**GIVEN INSTRUCTION:** Below are records; count the lines in them that hold "value" and give only the count.
=====
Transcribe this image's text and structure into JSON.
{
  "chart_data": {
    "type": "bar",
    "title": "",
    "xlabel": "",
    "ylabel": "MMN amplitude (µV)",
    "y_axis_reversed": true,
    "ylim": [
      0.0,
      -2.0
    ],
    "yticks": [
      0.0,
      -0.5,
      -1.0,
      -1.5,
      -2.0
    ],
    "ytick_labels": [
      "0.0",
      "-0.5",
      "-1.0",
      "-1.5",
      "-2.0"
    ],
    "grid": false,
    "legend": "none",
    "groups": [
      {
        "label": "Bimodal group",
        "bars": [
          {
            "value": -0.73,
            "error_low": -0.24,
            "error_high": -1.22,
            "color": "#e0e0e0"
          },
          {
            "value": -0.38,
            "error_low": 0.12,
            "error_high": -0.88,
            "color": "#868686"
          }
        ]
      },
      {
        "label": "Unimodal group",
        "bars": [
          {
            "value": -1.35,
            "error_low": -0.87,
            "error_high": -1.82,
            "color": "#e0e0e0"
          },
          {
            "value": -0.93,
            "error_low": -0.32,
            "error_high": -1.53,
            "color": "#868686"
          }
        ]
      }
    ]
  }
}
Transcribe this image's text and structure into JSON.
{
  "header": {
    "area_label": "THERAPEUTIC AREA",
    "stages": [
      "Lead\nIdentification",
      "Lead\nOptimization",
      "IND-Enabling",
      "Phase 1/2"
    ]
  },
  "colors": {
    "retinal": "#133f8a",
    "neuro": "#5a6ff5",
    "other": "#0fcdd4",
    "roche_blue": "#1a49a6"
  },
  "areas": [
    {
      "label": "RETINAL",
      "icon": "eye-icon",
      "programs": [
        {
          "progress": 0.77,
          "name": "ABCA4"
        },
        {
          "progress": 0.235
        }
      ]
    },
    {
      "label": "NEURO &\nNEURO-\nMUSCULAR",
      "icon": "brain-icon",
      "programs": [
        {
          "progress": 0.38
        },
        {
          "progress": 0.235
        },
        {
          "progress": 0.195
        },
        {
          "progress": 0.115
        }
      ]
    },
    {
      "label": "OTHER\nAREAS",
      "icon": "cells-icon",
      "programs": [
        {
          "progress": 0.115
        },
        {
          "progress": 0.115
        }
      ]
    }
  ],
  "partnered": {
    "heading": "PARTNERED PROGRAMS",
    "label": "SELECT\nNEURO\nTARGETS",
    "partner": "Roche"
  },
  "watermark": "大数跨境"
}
=====
**ANSWER TO THIS TASK:** 4